[Page text]
Singapore is aiming to have 80 percent of its properties meet its green standards by 2030 as buildings make up a fifth of its land area, a city-state that’s smaller than the size of New York City. The authority said a recent study of 36 commercial properties that upgraded cooling systems showed energy consumption fell 16 percent.

The government agency is using the funds to match expenses by landlords for upgrading their facilities to meet green standards, capping the grant at S$3 million, Keung said. The authority will also help fund an energy audit to track the efficiency of the air-conditioning plants. Only 21 percent of the city’s buildings meet its green standards now, it said.

Green standard

Singapore’s property owners made 1,650 buildings environmentally friendly since 2005 when the authority introduced the green standard, Keung said. The additional cost for a new property to meet its certification would raise expenses by as much as 5 percent, which could be recovered through energy savings in 2 1/2 years to 6 1/2 years, he said.

The city’s floor area per capita for green buildings, or the amount of space in those properties compared with the number of occupants, was 8.7 square meters (93.6 square feet) last year, according to data from the authority. In California’s four biggest cities including Los Angeles andSan Francisco, the ratio was 3.8 square meters, according to data from U.S. Green BuildingCouncil.

[Tasks to complete]
- A) Revise the text on Singapore's green buildings, beginning at the words "The government agency" and stopping after "years, he said.", with "landlords" changed to "building owners".
- B) For each statement, state whether the text on Singapore's green buildings supports it, and quote the words that decide it: (i) The government grant for upgrades is capped at S$3 million. (ii) About half of the city's buildings currently meet its green standards. (iii) The authority introduced the green standard in 2005.

[Records shown]
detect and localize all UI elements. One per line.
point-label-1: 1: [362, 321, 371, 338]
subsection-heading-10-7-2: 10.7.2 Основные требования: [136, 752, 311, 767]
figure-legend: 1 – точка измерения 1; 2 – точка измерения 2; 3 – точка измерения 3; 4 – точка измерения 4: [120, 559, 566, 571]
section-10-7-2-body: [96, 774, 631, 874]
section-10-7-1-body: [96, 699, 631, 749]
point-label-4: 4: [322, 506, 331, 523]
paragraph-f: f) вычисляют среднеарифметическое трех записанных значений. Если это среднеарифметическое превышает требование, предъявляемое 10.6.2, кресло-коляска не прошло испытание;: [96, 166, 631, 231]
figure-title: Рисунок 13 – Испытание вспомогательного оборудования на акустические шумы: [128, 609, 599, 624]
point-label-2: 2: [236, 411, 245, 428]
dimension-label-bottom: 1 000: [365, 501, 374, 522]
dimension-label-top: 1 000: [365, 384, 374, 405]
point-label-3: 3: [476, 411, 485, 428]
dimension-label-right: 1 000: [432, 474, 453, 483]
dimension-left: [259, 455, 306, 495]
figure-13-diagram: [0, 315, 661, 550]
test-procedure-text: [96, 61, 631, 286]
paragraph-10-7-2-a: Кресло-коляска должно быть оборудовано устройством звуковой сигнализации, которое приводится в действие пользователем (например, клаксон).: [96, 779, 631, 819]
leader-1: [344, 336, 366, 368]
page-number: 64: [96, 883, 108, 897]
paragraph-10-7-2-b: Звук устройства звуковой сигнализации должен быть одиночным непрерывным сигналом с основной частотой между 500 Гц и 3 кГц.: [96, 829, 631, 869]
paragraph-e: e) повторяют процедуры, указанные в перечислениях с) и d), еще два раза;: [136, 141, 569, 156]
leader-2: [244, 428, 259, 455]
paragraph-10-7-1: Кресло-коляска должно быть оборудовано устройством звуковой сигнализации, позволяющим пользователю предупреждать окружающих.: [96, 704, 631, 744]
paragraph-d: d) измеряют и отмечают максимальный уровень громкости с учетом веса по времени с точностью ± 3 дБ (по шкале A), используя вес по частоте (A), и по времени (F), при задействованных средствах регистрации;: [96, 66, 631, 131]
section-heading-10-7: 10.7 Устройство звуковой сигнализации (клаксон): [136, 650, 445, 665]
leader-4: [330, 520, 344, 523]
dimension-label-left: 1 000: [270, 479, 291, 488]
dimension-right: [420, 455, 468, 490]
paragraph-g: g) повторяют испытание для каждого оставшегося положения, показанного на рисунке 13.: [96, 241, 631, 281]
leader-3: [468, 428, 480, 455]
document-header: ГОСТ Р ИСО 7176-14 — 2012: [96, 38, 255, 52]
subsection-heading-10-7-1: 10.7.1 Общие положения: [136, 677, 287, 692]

[Answers to the exercise]
- A)
The government agency is using the funds to match expenses by building owners for upgrading their facilities to meet green standards, capping the grant at S$3 million, Keung said. The authority will also help fund an energy audit to track the efficiency of the air-conditioning plants. Only 21 percent of the city’s buildings meet its green standards now, it said.

Green standard

Singapore’s property owners made 1,650 buildings environmentally friendly since 2005 when the authority introduced the green standard, Keung said. The additional cost for a new property to meet its certification would raise expenses by as much as 5 percent, which could be recovered through energy savings in 2 1/2 years to 6 1/2 years, he said.

- B)
(i) Yes: "capping the grant at S$3 million"
(ii) No: "Only 21 percent of the city’s buildings meet its green standards now"
(iii) Yes: "since 2005 when the authority introduced the green standard"